PROBLEM TO SOLVE ->
Copy out every line of the records where the string "image" occurs.

RECORDS SUPPLIED ->
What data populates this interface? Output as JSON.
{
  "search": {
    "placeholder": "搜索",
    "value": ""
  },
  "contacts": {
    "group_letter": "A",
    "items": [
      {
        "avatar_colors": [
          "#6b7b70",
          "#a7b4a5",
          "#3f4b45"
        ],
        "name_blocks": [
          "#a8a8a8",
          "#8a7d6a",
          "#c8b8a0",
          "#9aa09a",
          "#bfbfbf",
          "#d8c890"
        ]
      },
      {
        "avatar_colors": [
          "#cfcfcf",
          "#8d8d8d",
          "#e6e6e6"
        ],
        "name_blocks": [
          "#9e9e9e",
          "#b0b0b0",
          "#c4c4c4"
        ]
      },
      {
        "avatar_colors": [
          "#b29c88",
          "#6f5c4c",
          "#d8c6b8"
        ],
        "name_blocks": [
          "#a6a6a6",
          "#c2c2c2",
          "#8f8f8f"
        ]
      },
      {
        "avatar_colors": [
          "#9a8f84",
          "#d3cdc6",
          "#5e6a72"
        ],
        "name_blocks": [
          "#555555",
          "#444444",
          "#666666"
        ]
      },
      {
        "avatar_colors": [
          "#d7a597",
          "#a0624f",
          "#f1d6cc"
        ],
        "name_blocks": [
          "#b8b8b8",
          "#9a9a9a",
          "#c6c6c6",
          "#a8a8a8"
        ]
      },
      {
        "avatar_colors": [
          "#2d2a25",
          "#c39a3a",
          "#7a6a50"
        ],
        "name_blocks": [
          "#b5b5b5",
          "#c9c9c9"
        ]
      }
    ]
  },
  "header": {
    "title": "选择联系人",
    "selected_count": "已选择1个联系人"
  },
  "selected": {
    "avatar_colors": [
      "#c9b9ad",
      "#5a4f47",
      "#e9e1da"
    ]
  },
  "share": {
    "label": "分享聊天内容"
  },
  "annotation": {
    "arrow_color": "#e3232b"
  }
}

==

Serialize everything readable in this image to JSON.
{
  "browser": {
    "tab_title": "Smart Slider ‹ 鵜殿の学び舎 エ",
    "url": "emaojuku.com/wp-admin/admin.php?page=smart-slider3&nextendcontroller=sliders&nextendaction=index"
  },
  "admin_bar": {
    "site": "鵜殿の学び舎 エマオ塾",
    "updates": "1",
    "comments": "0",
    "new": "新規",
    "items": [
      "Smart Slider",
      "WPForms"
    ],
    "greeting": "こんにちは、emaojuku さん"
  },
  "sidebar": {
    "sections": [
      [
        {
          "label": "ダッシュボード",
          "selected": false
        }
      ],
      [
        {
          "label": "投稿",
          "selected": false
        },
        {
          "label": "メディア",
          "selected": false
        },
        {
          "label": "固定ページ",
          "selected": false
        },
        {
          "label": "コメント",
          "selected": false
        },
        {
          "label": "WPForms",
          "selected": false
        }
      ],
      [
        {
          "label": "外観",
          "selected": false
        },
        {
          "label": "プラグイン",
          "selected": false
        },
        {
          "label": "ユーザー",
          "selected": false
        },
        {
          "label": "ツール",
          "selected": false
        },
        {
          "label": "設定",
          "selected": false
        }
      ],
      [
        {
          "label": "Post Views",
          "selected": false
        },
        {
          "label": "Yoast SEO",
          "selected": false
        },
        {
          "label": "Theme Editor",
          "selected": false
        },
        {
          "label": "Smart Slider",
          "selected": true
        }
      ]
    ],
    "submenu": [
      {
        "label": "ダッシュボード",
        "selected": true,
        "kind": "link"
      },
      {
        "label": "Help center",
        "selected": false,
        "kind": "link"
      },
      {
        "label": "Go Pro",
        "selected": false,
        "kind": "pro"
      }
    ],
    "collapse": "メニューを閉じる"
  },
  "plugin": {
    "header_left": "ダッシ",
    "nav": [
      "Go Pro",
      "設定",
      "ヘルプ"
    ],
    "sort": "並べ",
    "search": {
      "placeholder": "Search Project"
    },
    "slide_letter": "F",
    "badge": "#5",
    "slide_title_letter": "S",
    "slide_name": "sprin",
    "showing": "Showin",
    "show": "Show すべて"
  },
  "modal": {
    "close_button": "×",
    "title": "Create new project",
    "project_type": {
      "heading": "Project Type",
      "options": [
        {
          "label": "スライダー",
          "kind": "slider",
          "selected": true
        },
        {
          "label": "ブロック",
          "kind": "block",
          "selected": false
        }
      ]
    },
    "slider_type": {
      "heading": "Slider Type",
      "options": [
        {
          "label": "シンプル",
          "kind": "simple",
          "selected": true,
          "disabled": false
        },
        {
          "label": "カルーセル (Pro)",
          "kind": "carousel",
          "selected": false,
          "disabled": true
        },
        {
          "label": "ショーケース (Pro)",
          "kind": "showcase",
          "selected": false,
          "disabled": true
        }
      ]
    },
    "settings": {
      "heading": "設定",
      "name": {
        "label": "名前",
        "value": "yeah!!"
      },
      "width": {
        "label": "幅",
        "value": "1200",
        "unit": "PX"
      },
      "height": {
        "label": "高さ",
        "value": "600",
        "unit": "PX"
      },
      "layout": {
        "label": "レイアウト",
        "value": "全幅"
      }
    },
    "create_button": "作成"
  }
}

* * *

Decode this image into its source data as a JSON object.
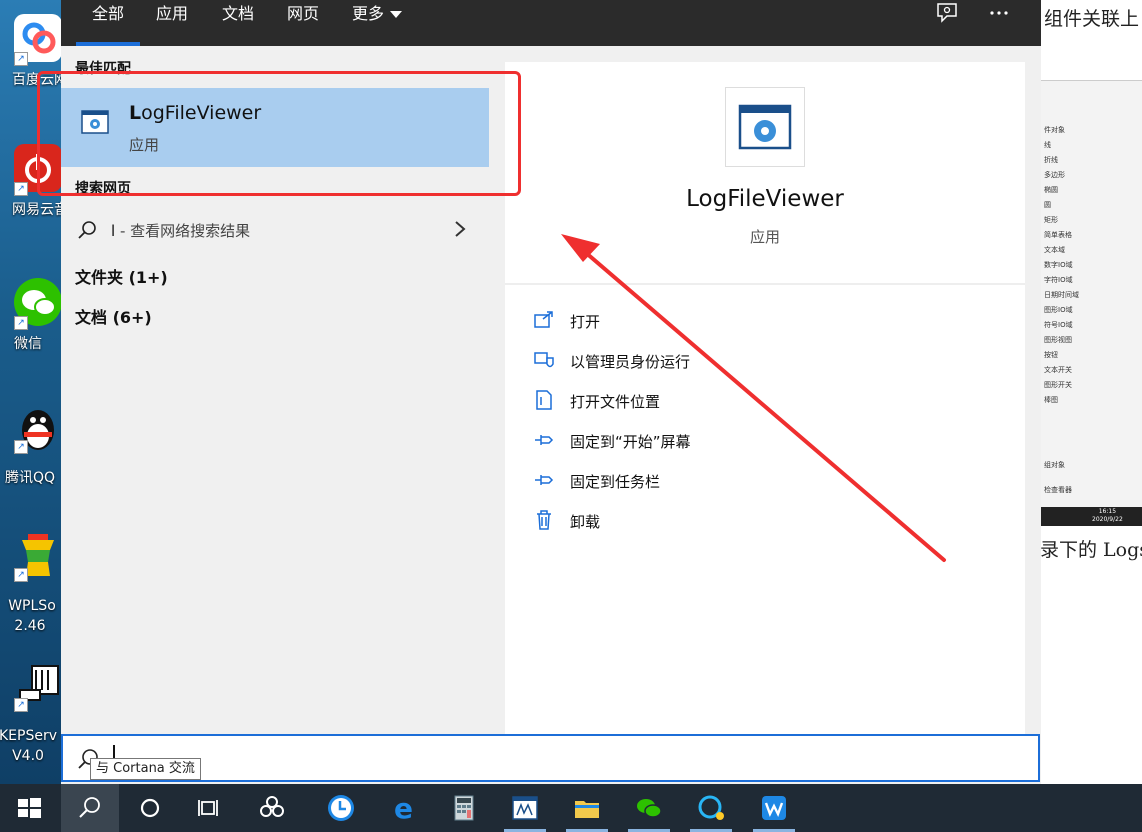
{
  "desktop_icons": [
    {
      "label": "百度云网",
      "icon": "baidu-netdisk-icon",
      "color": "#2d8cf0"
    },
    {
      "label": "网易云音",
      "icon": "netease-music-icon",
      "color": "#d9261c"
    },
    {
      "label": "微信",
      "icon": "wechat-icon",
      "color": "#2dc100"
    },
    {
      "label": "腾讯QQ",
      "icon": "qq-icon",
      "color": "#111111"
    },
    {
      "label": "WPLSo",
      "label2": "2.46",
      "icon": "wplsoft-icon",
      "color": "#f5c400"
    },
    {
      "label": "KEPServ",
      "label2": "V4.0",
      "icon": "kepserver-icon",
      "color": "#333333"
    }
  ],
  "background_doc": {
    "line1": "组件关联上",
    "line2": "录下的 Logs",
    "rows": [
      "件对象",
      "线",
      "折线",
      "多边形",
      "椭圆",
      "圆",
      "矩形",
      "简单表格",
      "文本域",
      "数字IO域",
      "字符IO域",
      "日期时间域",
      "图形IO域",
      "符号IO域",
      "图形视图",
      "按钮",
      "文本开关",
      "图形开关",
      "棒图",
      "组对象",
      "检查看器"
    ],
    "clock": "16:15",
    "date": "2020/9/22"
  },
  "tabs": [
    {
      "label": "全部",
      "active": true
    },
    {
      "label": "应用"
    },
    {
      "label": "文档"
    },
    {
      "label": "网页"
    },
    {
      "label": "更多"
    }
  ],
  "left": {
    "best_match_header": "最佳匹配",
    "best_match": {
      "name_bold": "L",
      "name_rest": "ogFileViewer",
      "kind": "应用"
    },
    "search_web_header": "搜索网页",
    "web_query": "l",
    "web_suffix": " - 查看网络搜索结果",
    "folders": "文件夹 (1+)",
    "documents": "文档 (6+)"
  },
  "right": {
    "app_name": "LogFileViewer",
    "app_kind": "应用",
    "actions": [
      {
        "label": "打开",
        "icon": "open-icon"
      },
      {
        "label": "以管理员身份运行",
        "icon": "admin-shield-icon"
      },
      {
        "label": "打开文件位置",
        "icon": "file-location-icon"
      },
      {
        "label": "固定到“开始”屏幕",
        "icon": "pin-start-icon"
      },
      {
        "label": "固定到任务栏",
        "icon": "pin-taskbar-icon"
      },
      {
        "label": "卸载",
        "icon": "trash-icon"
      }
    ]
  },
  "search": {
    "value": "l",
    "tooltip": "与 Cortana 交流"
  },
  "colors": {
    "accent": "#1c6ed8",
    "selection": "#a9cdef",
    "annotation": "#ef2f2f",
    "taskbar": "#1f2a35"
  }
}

RESPONSE ->
Serialize everything readable in this image to JSON.
Decode this image into its source data as a JSON object.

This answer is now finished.